Recorded data
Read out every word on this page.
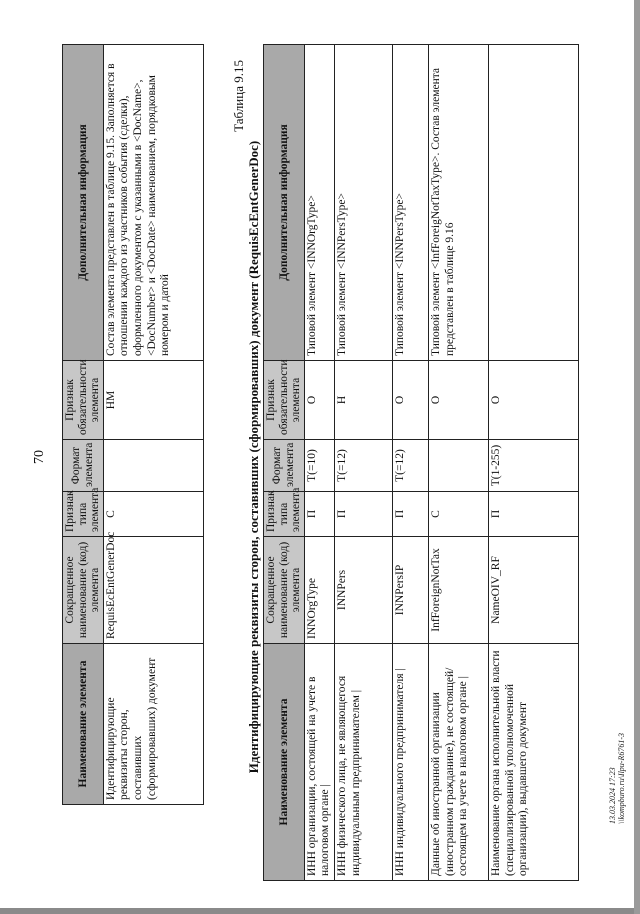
70
Наименование элемента	Сокращенное наименование (код) элемента	Признак типа элемента	Формат элемента	Признак обязательности элемента	Дополнительная информация
Идентифицирующие реквизиты сторон, составивших (сформировавших) документ	RequisEcEntGenerDoc	С		НМ	Состав элемента представлен в таблице 9.15. Заполняется в отношении каждого из участников события (сделки), оформленного документом с указанными в <DocName>, <DocNumber> и <DocDate> наименованием, порядковым номером и датой
Таблица 9.15
Идентифицирующие реквизиты сторон, составивших (сформировавших) документ (RequisEcEntGenerDoc) Наименование элемента	Сокращенное наименование (код) элемента	Признак типа элемента	Формат элемента	Признак обязательности элемента	Дополнительная информация
ИНН организации, состоящей на учете в налоговом органе |	INNOrgType	П	T(=10)	О	Типовой элемент <INNOrgType>
ИНН физического лица, не являющегося индивидуальным предпринимателем |	INNPers	П	T(=12)	Н	Типовой элемент <INNPersType>
ИНН индивидуального предпринимателя |	INNPersIP	П	T(=12)	О	Типовой элемент <INNPersType>
Данные об иностранной организации (иностранном гражданине), не состоящей/состоящем на учете в налоговом органе |	InfForeignNotTax	С		О	Типовой элемент <InfForeigNotTaxType>. Состав элемента представлен в таблице 9.16
Наименование органа исполнительной власти (специализированной уполномоченной организации), выдавшего документ	NameOIV_RF	П	T(1-255)	О	
13.03.2024 17:23 \\kompburo.ru\Ilpu-R6761-3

TASK REQUIREMENTS → From the listing above, print every entry precisely and drop the pictures.

WORKED SOLUTION →
Read out every word on this page.
70
Наименование элемента	Сокращенное наименование (код) элемента	Признак типа элемента	Формат элемента	Признак обязательности элемента	Дополнительная информация
Идентифицирующие реквизиты сторон, составивших (сформировавших) документ	RequisEcEntGenerDoc	С		НМ	Состав элемента представлен в таблице 9.15. Заполняется в отношении каждого из участников события (сделки), оформленного документом с указанными в <DocName>, <DocNumber> и <DocDate> наименованием, порядковым номером и датой
Таблица 9.15
Идентифицирующие реквизиты сторон, составивших (сформировавших) документ (RequisEcEntGenerDoc) Наименование элемента	Сокращенное наименование (код) элемента	Признак типа элемента	Формат элемента	Признак обязательности элемента	Дополнительная информация
ИНН организации, состоящей на учете в налоговом органе |	INNOrgType	П	T(=10)	О	Типовой элемент <INNOrgType>
ИНН физического лица, не являющегося индивидуальным предпринимателем |	INNPers	П	T(=12)	Н	Типовой элемент <INNPersType>
ИНН индивидуального предпринимателя |	INNPersIP	П	T(=12)	О	Типовой элемент <INNPersType>
Данные об иностранной организации (иностранном гражданине), не состоящей/состоящем на учете в налоговом органе |	InfForeignNotTax	С		О	Типовой элемент <InfForeigNotTaxType>. Состав элемента представлен в таблице 9.16
Наименование органа исполнительной власти (специализированной уполномоченной организации), выдавшего документ	NameOIV_RF	П	T(1-255)	О	
13.03.2024 17:23 \\kompburo.ru\Ilpu-R6761-3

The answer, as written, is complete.